* [Instructions to follow] Report the number of lines in the entries below that include the word "усиновлювачі", and nothing else.

* [Task data]
● ● ● ● ● ● ●

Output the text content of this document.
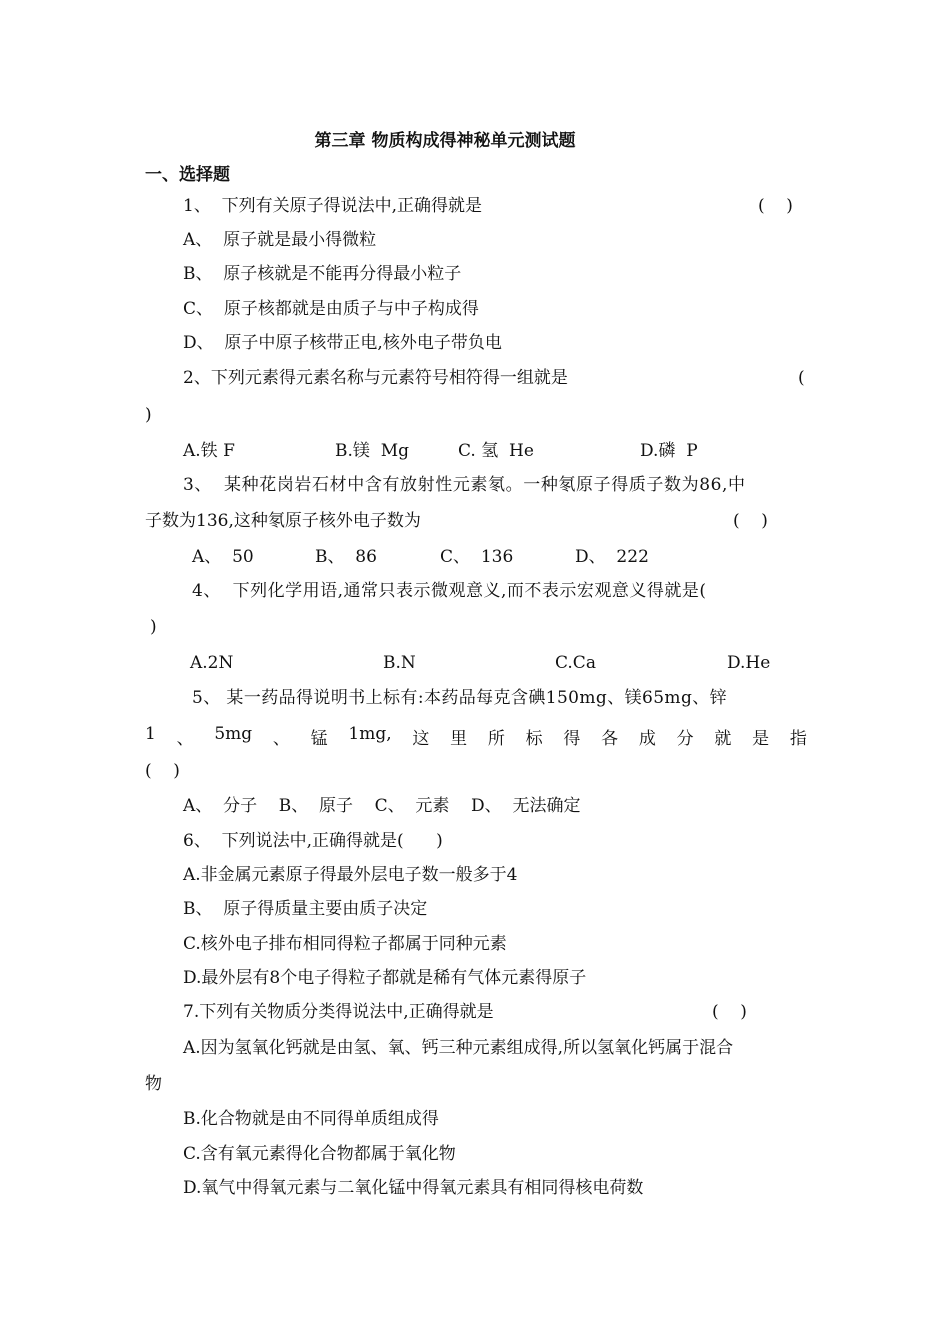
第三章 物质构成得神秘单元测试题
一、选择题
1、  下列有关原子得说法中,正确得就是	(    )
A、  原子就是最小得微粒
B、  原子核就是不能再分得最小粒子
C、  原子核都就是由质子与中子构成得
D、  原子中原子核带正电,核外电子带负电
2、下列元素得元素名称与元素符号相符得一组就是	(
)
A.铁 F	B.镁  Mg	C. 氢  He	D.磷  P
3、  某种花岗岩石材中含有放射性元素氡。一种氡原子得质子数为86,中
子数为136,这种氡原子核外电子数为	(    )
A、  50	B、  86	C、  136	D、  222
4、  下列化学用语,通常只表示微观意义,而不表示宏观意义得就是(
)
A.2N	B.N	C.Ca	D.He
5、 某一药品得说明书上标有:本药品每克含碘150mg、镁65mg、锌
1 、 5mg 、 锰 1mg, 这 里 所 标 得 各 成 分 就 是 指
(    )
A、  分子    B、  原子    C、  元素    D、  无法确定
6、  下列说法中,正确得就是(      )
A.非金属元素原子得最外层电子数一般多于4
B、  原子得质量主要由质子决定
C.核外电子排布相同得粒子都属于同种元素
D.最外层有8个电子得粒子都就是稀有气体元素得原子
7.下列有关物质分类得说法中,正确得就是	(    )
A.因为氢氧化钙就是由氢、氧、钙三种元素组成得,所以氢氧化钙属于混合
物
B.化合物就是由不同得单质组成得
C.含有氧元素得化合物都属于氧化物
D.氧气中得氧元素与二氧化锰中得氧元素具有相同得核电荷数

● ● ● ● ● ● ●

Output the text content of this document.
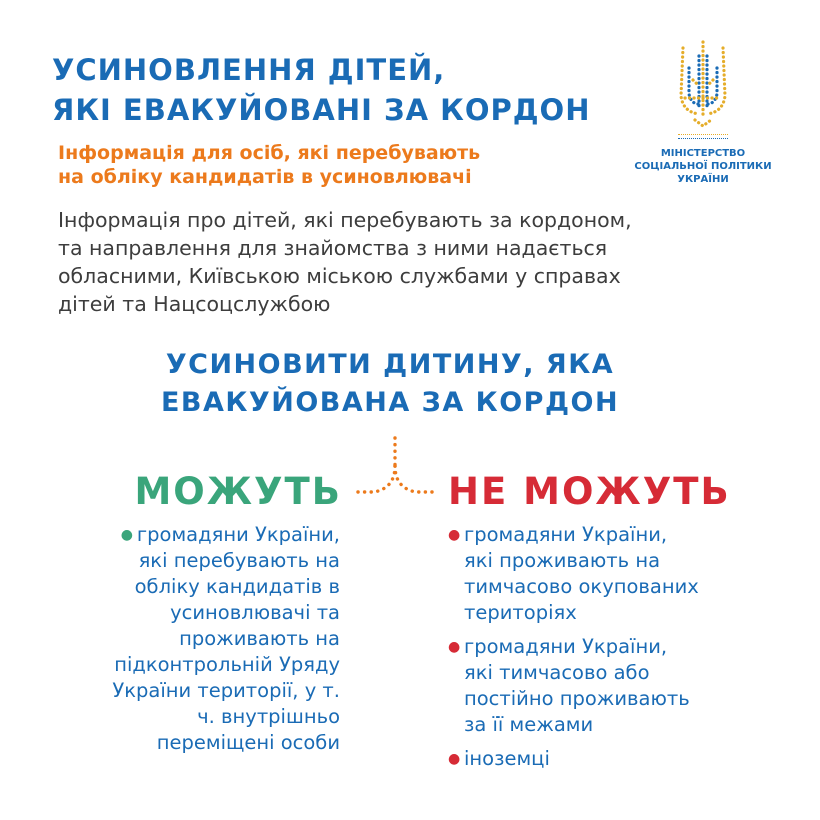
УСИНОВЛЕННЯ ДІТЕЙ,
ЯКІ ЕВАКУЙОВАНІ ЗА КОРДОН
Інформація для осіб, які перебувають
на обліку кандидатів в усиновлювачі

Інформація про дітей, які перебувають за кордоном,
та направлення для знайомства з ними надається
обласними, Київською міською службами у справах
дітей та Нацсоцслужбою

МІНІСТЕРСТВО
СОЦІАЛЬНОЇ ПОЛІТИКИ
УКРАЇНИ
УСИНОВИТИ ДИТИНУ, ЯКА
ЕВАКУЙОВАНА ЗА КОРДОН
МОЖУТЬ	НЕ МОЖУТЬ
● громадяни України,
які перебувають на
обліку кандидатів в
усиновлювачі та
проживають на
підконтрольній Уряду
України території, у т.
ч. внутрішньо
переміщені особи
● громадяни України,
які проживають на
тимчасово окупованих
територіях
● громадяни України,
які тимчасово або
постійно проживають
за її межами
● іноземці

● ● ● ● ● ● ●

* [Reply to the exercise] 2